• _STATED EXERCISE_:
Please reproduce every one of the items below word for word, leaving out the pictures.

• _RECORDS SUPPLIED_:
######

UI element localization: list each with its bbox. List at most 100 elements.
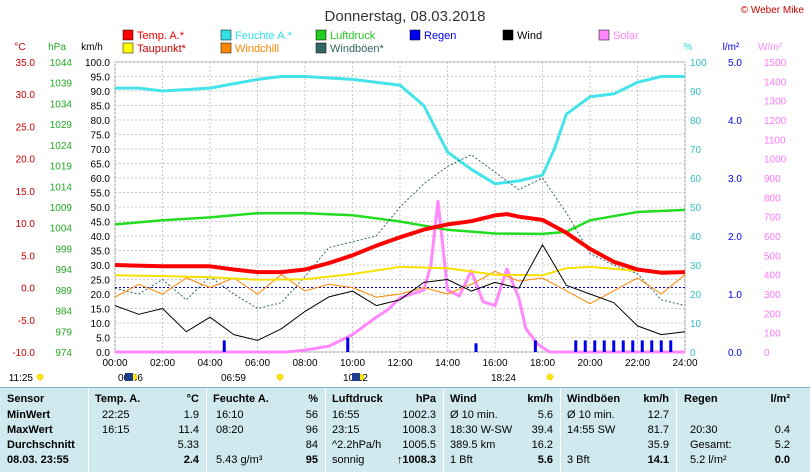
moon-icon-1 <box>352 373 360 381</box>
chart-title: Donnerstag, 08.03.2018 <box>325 8 486 25</box>
axis-unit-0: °C <box>14 42 25 53</box>
rain-bar <box>346 337 350 352</box>
y-tick-solar_wm2: 600 <box>764 232 781 243</box>
y-tick-wind_kmh: 90.0 <box>91 87 111 98</box>
pressure-value: 1002.3 <box>402 409 436 421</box>
y-tick-rain_lm2: 0.0 <box>728 348 742 359</box>
humidity-value: 95 <box>305 454 318 466</box>
legend-label-0: Temp. A.* <box>137 30 185 42</box>
y-tick-wind_kmh: 25.0 <box>91 276 111 287</box>
y-tick-humidity_pct: 100 <box>690 58 707 69</box>
legend-label-6: Taupunkt* <box>137 43 187 55</box>
y-tick-temp_c: -10.0 <box>12 348 35 359</box>
header-temp: Temp. A. <box>95 393 141 405</box>
y-tick-temp_c: 5.0 <box>21 251 35 262</box>
y-tick-humidity_pct: 80 <box>690 116 702 127</box>
y-tick-humidity_pct: 90 <box>690 87 702 98</box>
grid: 00:00 02:00 04:00 06:00 08:00 10:00 12:00 14:00… <box>102 61 698 369</box>
y-tick-temp_c: 15.0 <box>16 187 36 198</box>
wind-desc: 389.5 km <box>450 439 496 451</box>
y-tick-rain_lm2: 1.0 <box>728 290 742 301</box>
gust-desc: 3 Bft <box>567 454 590 466</box>
humidity-value: 84 <box>305 439 318 451</box>
y-tick-temp_c: 30.0 <box>16 90 36 101</box>
temp-value: 2.4 <box>183 454 199 466</box>
legend-swatch-7 <box>220 42 232 54</box>
y-tick-wind_kmh: 100.0 <box>85 58 110 69</box>
table-divider <box>443 388 444 472</box>
legend-swatch-4 <box>502 29 514 41</box>
temp-value: 1.9 <box>183 409 199 421</box>
y-tick-humidity_pct: 70 <box>690 145 702 156</box>
rain-bar <box>669 340 673 352</box>
legend-label-1: Feuchte A.* <box>235 30 293 42</box>
y-tick-pressure_hpa: 1029 <box>50 120 73 131</box>
sun-time-0: 11:25 <box>9 373 34 384</box>
x-tick-label: 18:00 <box>530 358 555 369</box>
y-tick-wind_kmh: 0.0 <box>96 348 110 359</box>
legend-label-2: Luftdruck <box>330 30 376 42</box>
table-divider <box>560 388 561 472</box>
axis-units: °C hPa km/h% l/m² W/m² <box>14 42 782 53</box>
y-tick-humidity_pct: 50 <box>690 203 702 214</box>
y-tick-wind_kmh: 65.0 <box>91 160 111 171</box>
y-tick-pressure_hpa: 994 <box>55 265 72 276</box>
legend-label-7: Windchill <box>235 43 279 55</box>
wind-value: 16.2 <box>531 439 553 451</box>
series-windchill <box>114 270 686 305</box>
rain-bar <box>659 340 663 352</box>
legend-label-5: Solar <box>613 30 639 42</box>
series-solar <box>115 199 685 354</box>
axis-unit-4: l/m² <box>723 42 740 53</box>
legend-swatch-3 <box>409 29 421 41</box>
y-tick-temp_c: 10.0 <box>16 219 36 230</box>
axis-unit-5: W/m² <box>758 42 783 53</box>
legend: Temp. A.* Feuchte A.* Luftdruck Regen Wind So… <box>122 29 639 55</box>
legend-swatch-0 <box>122 29 134 41</box>
gust-desc: 14:55 SW <box>567 424 616 436</box>
sun-icon-0 <box>36 373 44 381</box>
y-tick-pressure_hpa: 979 <box>55 327 72 338</box>
gust-value: 81.7 <box>647 424 669 436</box>
row-label: 08.03. 23:55 <box>7 454 69 466</box>
y-tick-solar_wm2: 300 <box>764 290 781 301</box>
humidity-value: 96 <box>305 424 318 436</box>
temp-time: 16:15 <box>102 424 130 436</box>
header-pressure-unit: hPa <box>415 393 436 405</box>
y-tick-pressure_hpa: 1044 <box>50 58 73 69</box>
wind-desc: 18:30 W-SW <box>450 424 513 436</box>
legend-label-4: Wind <box>517 30 542 42</box>
y-tick-solar_wm2: 1100 <box>764 135 786 146</box>
rain-bar <box>593 340 597 352</box>
x-tick-label: 06:00 <box>245 358 270 369</box>
rain-bar <box>640 340 644 352</box>
axes: 35.0 30.0 25.0 20.0 15.0 10.0 5.0 0.0 -5.0 -10.0 1… <box>12 58 786 359</box>
y-tick-wind_kmh: 15.0 <box>91 305 111 316</box>
humidity-time: 5.43 g/m³ <box>216 454 263 466</box>
y-tick-wind_kmh: 20.0 <box>91 290 111 301</box>
y-tick-wind_kmh: 55.0 <box>91 189 111 200</box>
pressure-value: ↑1008.3 <box>396 454 436 466</box>
y-tick-rain_lm2: 4.0 <box>728 116 742 127</box>
pressure-time: 23:15 <box>332 424 360 436</box>
y-tick-wind_kmh: 5.0 <box>96 334 110 345</box>
y-tick-wind_kmh: 85.0 <box>91 102 111 113</box>
temp-value: 11.4 <box>178 424 199 436</box>
rain-bar <box>583 340 587 352</box>
y-tick-solar_wm2: 0 <box>764 348 770 359</box>
x-tick-label: 22:00 <box>625 358 650 369</box>
y-tick-wind_kmh: 50.0 <box>91 203 111 214</box>
y-tick-temp_c: 0.0 <box>21 284 35 295</box>
y-tick-pressure_hpa: 1014 <box>50 182 73 193</box>
y-tick-solar_wm2: 200 <box>764 309 781 320</box>
chart-marks <box>114 75 686 354</box>
gust-desc: Ø 10 min. <box>567 409 615 421</box>
y-tick-wind_kmh: 95.0 <box>91 73 111 84</box>
sun-icon-4 <box>546 373 554 381</box>
y-tick-wind_kmh: 10.0 <box>91 319 111 330</box>
weather-chart: Donnerstag, 08.03.2018 © Weber Mike Temp… <box>9 5 805 384</box>
y-tick-wind_kmh: 70.0 <box>91 145 111 156</box>
y-tick-pressure_hpa: 1004 <box>50 224 73 235</box>
y-tick-wind_kmh: 35.0 <box>91 247 111 258</box>
pressure-value: 1008.3 <box>402 424 436 436</box>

######

• _COMPLETE ANSWER_:
UI element localization: list each with its bbox. List at most 100 elements.
moon-icon-1 <box>352 373 360 381</box>
chart-title: Donnerstag, 08.03.2018 <box>325 8 486 25</box>
axis-unit-0: °C <box>14 42 25 53</box>
rain-bar <box>346 337 350 352</box>
y-tick-solar_wm2: 600 <box>764 232 781 243</box>
y-tick-wind_kmh: 90.0 <box>91 87 111 98</box>
pressure-value: 1002.3 <box>402 409 436 421</box>
y-tick-rain_lm2: 0.0 <box>728 348 742 359</box>
humidity-value: 95 <box>305 454 318 466</box>
legend-label-0: Temp. A.* <box>137 30 185 42</box>
y-tick-wind_kmh: 25.0 <box>91 276 111 287</box>
y-tick-humidity_pct: 100 <box>690 58 707 69</box>
legend-label-6: Taupunkt* <box>137 43 187 55</box>
y-tick-temp_c: -10.0 <box>12 348 35 359</box>
header-temp: Temp. A. <box>95 393 141 405</box>
y-tick-temp_c: 5.0 <box>21 251 35 262</box>
y-tick-humidity_pct: 80 <box>690 116 702 127</box>
y-tick-humidity_pct: 90 <box>690 87 702 98</box>
grid: 00:00 02:00 04:00 06:00 08:00 10:00 12:00 14:00… <box>102 61 698 369</box>
y-tick-temp_c: 15.0 <box>16 187 36 198</box>
wind-desc: 389.5 km <box>450 439 496 451</box>
y-tick-rain_lm2: 1.0 <box>728 290 742 301</box>
gust-desc: 3 Bft <box>567 454 590 466</box>
humidity-value: 84 <box>305 439 318 451</box>
y-tick-temp_c: 30.0 <box>16 90 36 101</box>
temp-value: 2.4 <box>183 454 199 466</box>
legend-swatch-7 <box>220 42 232 54</box>
y-tick-wind_kmh: 100.0 <box>85 58 110 69</box>
table-divider <box>443 388 444 472</box>
legend-swatch-4 <box>502 29 514 41</box>
temp-value: 1.9 <box>183 409 199 421</box>
y-tick-humidity_pct: 70 <box>690 145 702 156</box>
rain-bar <box>669 340 673 352</box>
legend-label-1: Feuchte A.* <box>235 30 293 42</box>
y-tick-pressure_hpa: 1029 <box>50 120 73 131</box>
sun-time-0: 11:25 <box>9 373 34 384</box>
x-tick-label: 18:00 <box>530 358 555 369</box>
y-tick-wind_kmh: 0.0 <box>96 348 110 359</box>
legend-label-2: Luftdruck <box>330 30 376 42</box>
table-divider <box>560 388 561 472</box>
axis-units: °C hPa km/h% l/m² W/m² <box>14 42 782 53</box>
y-tick-humidity_pct: 50 <box>690 203 702 214</box>
y-tick-wind_kmh: 65.0 <box>91 160 111 171</box>
y-tick-pressure_hpa: 994 <box>55 265 72 276</box>
legend-label-7: Windchill <box>235 43 279 55</box>
wind-value: 16.2 <box>531 439 553 451</box>
series-windchill <box>114 270 686 305</box>
rain-bar <box>659 340 663 352</box>
legend-label-5: Solar <box>613 30 639 42</box>
series-solar <box>115 199 685 354</box>
axis-unit-4: l/m² <box>723 42 740 53</box>
legend-swatch-3 <box>409 29 421 41</box>
y-tick-temp_c: 10.0 <box>16 219 36 230</box>
axis-unit-5: W/m² <box>758 42 783 53</box>
legend: Temp. A.* Feuchte A.* Luftdruck Regen Wind So… <box>122 29 639 55</box>
legend-swatch-0 <box>122 29 134 41</box>
gust-desc: 14:55 SW <box>567 424 616 436</box>
sun-icon-0 <box>36 373 44 381</box>
y-tick-pressure_hpa: 979 <box>55 327 72 338</box>
gust-value: 81.7 <box>647 424 669 436</box>
row-label: 08.03. 23:55 <box>7 454 69 466</box>
y-tick-solar_wm2: 300 <box>764 290 781 301</box>
humidity-value: 96 <box>305 424 318 436</box>
temp-time: 16:15 <box>102 424 130 436</box>
header-pressure-unit: hPa <box>415 393 436 405</box>
y-tick-pressure_hpa: 1044 <box>50 58 73 69</box>
wind-desc: 18:30 W-SW <box>450 424 513 436</box>
legend-label-4: Wind <box>517 30 542 42</box>
y-tick-solar_wm2: 1100 <box>764 135 786 146</box>
rain-bar <box>593 340 597 352</box>
x-tick-label: 06:00 <box>245 358 270 369</box>
rain-bar <box>640 340 644 352</box>
axes: 35.0 30.0 25.0 20.0 15.0 10.0 5.0 0.0 -5.0 -10.0 1… <box>12 58 786 359</box>
y-tick-wind_kmh: 15.0 <box>91 305 111 316</box>
humidity-time: 5.43 g/m³ <box>216 454 263 466</box>
y-tick-wind_kmh: 20.0 <box>91 290 111 301</box>
y-tick-wind_kmh: 55.0 <box>91 189 111 200</box>
pressure-value: ↑1008.3 <box>396 454 436 466</box>
y-tick-rain_lm2: 4.0 <box>728 116 742 127</box>
pressure-time: 23:15 <box>332 424 360 436</box>
y-tick-wind_kmh: 5.0 <box>96 334 110 345</box>
y-tick-wind_kmh: 85.0 <box>91 102 111 113</box>
temp-value: 11.4 <box>178 424 199 436</box>
rain-bar <box>583 340 587 352</box>
y-tick-solar_wm2: 0 <box>764 348 770 359</box>
x-tick-label: 22:00 <box>625 358 650 369</box>
y-tick-wind_kmh: 50.0 <box>91 203 111 214</box>
y-tick-temp_c: 0.0 <box>21 284 35 295</box>
y-tick-pressure_hpa: 1014 <box>50 182 73 193</box>
y-tick-solar_wm2: 200 <box>764 309 781 320</box>
chart-marks <box>114 75 686 354</box>
gust-desc: Ø 10 min. <box>567 409 615 421</box>
y-tick-wind_kmh: 95.0 <box>91 73 111 84</box>
sun-icon-4 <box>546 373 554 381</box>
y-tick-wind_kmh: 10.0 <box>91 319 111 330</box>
weather-chart: Donnerstag, 08.03.2018 © Weber Mike Temp… <box>9 5 805 384</box>
y-tick-wind_kmh: 70.0 <box>91 145 111 156</box>
y-tick-pressure_hpa: 1004 <box>50 224 73 235</box>
y-tick-wind_kmh: 35.0 <box>91 247 111 258</box>
pressure-value: 1008.3 <box>402 424 436 436</box>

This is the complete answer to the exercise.